■ DATA EXTRACT ■
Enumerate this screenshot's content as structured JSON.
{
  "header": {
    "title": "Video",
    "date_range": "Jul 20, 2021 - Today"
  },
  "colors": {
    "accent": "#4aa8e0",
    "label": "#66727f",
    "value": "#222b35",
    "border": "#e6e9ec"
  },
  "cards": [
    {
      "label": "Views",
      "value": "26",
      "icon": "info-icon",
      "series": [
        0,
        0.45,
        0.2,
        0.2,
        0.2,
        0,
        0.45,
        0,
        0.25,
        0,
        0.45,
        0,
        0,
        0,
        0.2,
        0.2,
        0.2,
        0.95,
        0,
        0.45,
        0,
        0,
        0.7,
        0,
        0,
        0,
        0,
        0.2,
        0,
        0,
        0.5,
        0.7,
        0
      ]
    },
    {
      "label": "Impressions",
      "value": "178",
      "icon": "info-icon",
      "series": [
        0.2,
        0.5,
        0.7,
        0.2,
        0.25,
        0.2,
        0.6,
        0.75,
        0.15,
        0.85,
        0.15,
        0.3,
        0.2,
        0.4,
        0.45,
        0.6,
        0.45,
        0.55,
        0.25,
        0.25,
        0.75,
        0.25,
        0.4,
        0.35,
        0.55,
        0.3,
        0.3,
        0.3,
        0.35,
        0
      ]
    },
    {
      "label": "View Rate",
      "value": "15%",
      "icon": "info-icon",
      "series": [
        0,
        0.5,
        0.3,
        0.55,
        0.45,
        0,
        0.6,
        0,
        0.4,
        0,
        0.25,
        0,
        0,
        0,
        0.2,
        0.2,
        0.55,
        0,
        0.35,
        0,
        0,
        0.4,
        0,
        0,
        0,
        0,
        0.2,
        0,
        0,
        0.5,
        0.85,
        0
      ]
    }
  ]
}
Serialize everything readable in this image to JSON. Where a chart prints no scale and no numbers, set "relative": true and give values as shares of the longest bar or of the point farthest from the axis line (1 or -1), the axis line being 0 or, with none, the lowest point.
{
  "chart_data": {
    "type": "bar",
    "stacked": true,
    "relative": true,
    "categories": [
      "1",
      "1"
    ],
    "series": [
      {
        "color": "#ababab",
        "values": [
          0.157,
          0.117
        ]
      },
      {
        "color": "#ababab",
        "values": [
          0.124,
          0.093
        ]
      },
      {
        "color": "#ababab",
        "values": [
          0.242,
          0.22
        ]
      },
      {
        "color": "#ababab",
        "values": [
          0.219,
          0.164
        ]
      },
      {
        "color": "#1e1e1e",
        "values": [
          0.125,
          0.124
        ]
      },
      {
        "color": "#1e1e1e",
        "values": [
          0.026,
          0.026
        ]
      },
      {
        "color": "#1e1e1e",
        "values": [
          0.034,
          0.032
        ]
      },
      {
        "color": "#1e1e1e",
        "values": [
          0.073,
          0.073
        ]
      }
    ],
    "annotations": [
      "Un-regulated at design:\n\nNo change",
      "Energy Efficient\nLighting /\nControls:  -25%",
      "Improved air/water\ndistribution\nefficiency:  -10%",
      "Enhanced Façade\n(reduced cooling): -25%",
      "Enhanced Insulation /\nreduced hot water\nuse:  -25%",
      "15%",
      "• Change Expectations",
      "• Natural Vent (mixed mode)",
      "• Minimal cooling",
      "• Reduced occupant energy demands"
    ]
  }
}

■ DIRECTION ■
Write every record out again, unaltered.

■ ANSWER FOR THIS EXERCISE ■
Enumerate this screenshot's content as structured JSON.
{
  "header": {
    "title": "Video",
    "date_range": "Jul 20, 2021 - Today"
  },
  "colors": {
    "accent": "#4aa8e0",
    "label": "#66727f",
    "value": "#222b35",
    "border": "#e6e9ec"
  },
  "cards": [
    {
      "label": "Views",
      "value": "26",
      "icon": "info-icon",
      "series": [
        0,
        0.45,
        0.2,
        0.2,
        0.2,
        0,
        0.45,
        0,
        0.25,
        0,
        0.45,
        0,
        0,
        0,
        0.2,
        0.2,
        0.2,
        0.95,
        0,
        0.45,
        0,
        0,
        0.7,
        0,
        0,
        0,
        0,
        0.2,
        0,
        0,
        0.5,
        0.7,
        0
      ]
    },
    {
      "label": "Impressions",
      "value": "178",
      "icon": "info-icon",
      "series": [
        0.2,
        0.5,
        0.7,
        0.2,
        0.25,
        0.2,
        0.6,
        0.75,
        0.15,
        0.85,
        0.15,
        0.3,
        0.2,
        0.4,
        0.45,
        0.6,
        0.45,
        0.55,
        0.25,
        0.25,
        0.75,
        0.25,
        0.4,
        0.35,
        0.55,
        0.3,
        0.3,
        0.3,
        0.35,
        0
      ]
    },
    {
      "label": "View Rate",
      "value": "15%",
      "icon": "info-icon",
      "series": [
        0,
        0.5,
        0.3,
        0.55,
        0.45,
        0,
        0.6,
        0,
        0.4,
        0,
        0.25,
        0,
        0,
        0,
        0.2,
        0.2,
        0.55,
        0,
        0.35,
        0,
        0,
        0.4,
        0,
        0,
        0,
        0,
        0.2,
        0,
        0,
        0.5,
        0.85,
        0
      ]
    }
  ]
}
Serialize everything readable in this image to JSON. Where a chart prints no scale and no numbers, set "relative": true and give values as shares of the longest bar or of the point farthest from the axis line (1 or -1), the axis line being 0 or, with none, the lowest point.
{
  "chart_data": {
    "type": "bar",
    "stacked": true,
    "relative": true,
    "categories": [
      "1",
      "1"
    ],
    "series": [
      {
        "color": "#ababab",
        "values": [
          0.157,
          0.117
        ]
      },
      {
        "color": "#ababab",
        "values": [
          0.124,
          0.093
        ]
      },
      {
        "color": "#ababab",
        "values": [
          0.242,
          0.22
        ]
      },
      {
        "color": "#ababab",
        "values": [
          0.219,
          0.164
        ]
      },
      {
        "color": "#1e1e1e",
        "values": [
          0.125,
          0.124
        ]
      },
      {
        "color": "#1e1e1e",
        "values": [
          0.026,
          0.026
        ]
      },
      {
        "color": "#1e1e1e",
        "values": [
          0.034,
          0.032
        ]
      },
      {
        "color": "#1e1e1e",
        "values": [
          0.073,
          0.073
        ]
      }
    ],
    "annotations": [
      "Un-regulated at design:\n\nNo change",
      "Energy Efficient\nLighting /\nControls:  -25%",
      "Improved air/water\ndistribution\nefficiency:  -10%",
      "Enhanced Façade\n(reduced cooling): -25%",
      "Enhanced Insulation /\nreduced hot water\nuse:  -25%",
      "15%",
      "• Change Expectations",
      "• Natural Vent (mixed mode)",
      "• Minimal cooling",
      "• Reduced occupant energy demands"
    ]
  }
}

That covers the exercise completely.